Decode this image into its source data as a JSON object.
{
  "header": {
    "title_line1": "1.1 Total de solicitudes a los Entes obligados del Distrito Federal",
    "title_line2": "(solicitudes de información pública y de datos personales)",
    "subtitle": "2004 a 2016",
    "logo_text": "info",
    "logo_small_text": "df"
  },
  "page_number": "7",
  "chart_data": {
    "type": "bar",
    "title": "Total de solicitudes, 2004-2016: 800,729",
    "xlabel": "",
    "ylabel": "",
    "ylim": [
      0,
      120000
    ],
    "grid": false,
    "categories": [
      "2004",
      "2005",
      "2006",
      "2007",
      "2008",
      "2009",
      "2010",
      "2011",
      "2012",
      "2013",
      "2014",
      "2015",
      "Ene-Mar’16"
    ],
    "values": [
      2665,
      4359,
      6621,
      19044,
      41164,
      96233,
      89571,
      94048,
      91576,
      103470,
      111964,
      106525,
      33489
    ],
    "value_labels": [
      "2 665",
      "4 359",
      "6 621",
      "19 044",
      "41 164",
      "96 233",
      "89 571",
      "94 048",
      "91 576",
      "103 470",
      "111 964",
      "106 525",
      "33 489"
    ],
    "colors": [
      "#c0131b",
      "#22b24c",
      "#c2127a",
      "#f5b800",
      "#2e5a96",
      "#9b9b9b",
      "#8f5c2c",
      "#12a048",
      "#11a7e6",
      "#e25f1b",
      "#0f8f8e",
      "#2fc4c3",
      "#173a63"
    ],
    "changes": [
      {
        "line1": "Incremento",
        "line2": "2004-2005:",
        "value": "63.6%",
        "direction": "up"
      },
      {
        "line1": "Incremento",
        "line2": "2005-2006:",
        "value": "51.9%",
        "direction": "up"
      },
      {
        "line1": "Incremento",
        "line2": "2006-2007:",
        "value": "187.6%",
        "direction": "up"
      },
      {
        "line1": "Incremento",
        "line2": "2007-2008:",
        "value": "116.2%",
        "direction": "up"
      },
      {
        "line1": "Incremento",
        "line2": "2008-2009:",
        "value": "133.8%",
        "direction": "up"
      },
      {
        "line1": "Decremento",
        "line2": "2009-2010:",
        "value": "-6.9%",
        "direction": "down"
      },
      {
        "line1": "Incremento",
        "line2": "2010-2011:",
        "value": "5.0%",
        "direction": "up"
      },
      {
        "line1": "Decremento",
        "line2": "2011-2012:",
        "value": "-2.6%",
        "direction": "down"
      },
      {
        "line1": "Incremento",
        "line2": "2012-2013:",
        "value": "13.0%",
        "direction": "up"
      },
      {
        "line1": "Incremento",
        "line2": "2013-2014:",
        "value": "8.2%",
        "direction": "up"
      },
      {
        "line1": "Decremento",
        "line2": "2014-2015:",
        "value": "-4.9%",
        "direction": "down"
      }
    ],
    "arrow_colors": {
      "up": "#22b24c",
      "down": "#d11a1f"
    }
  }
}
▬▬▬▬▬▬▬▬▬▬
Prompt –
Output all of the data again, exactly.

Written reply –
Decode this image into its source data as a JSON object.
{
  "header": {
    "title_line1": "1.1 Total de solicitudes a los Entes obligados del Distrito Federal",
    "title_line2": "(solicitudes de información pública y de datos personales)",
    "subtitle": "2004 a 2016",
    "logo_text": "info",
    "logo_small_text": "df"
  },
  "page_number": "7",
  "chart_data": {
    "type": "bar",
    "title": "Total de solicitudes, 2004-2016: 800,729",
    "xlabel": "",
    "ylabel": "",
    "ylim": [
      0,
      120000
    ],
    "grid": false,
    "categories": [
      "2004",
      "2005",
      "2006",
      "2007",
      "2008",
      "2009",
      "2010",
      "2011",
      "2012",
      "2013",
      "2014",
      "2015",
      "Ene-Mar’16"
    ],
    "values": [
      2665,
      4359,
      6621,
      19044,
      41164,
      96233,
      89571,
      94048,
      91576,
      103470,
      111964,
      106525,
      33489
    ],
    "value_labels": [
      "2 665",
      "4 359",
      "6 621",
      "19 044",
      "41 164",
      "96 233",
      "89 571",
      "94 048",
      "91 576",
      "103 470",
      "111 964",
      "106 525",
      "33 489"
    ],
    "colors": [
      "#c0131b",
      "#22b24c",
      "#c2127a",
      "#f5b800",
      "#2e5a96",
      "#9b9b9b",
      "#8f5c2c",
      "#12a048",
      "#11a7e6",
      "#e25f1b",
      "#0f8f8e",
      "#2fc4c3",
      "#173a63"
    ],
    "changes": [
      {
        "line1": "Incremento",
        "line2": "2004-2005:",
        "value": "63.6%",
        "direction": "up"
      },
      {
        "line1": "Incremento",
        "line2": "2005-2006:",
        "value": "51.9%",
        "direction": "up"
      },
      {
        "line1": "Incremento",
        "line2": "2006-2007:",
        "value": "187.6%",
        "direction": "up"
      },
      {
        "line1": "Incremento",
        "line2": "2007-2008:",
        "value": "116.2%",
        "direction": "up"
      },
      {
        "line1": "Incremento",
        "line2": "2008-2009:",
        "value": "133.8%",
        "direction": "up"
      },
      {
        "line1": "Decremento",
        "line2": "2009-2010:",
        "value": "-6.9%",
        "direction": "down"
      },
      {
        "line1": "Incremento",
        "line2": "2010-2011:",
        "value": "5.0%",
        "direction": "up"
      },
      {
        "line1": "Decremento",
        "line2": "2011-2012:",
        "value": "-2.6%",
        "direction": "down"
      },
      {
        "line1": "Incremento",
        "line2": "2012-2013:",
        "value": "13.0%",
        "direction": "up"
      },
      {
        "line1": "Incremento",
        "line2": "2013-2014:",
        "value": "8.2%",
        "direction": "up"
      },
      {
        "line1": "Decremento",
        "line2": "2014-2015:",
        "value": "-4.9%",
        "direction": "down"
      }
    ],
    "arrow_colors": {
      "up": "#22b24c",
      "down": "#d11a1f"
    }
  }
}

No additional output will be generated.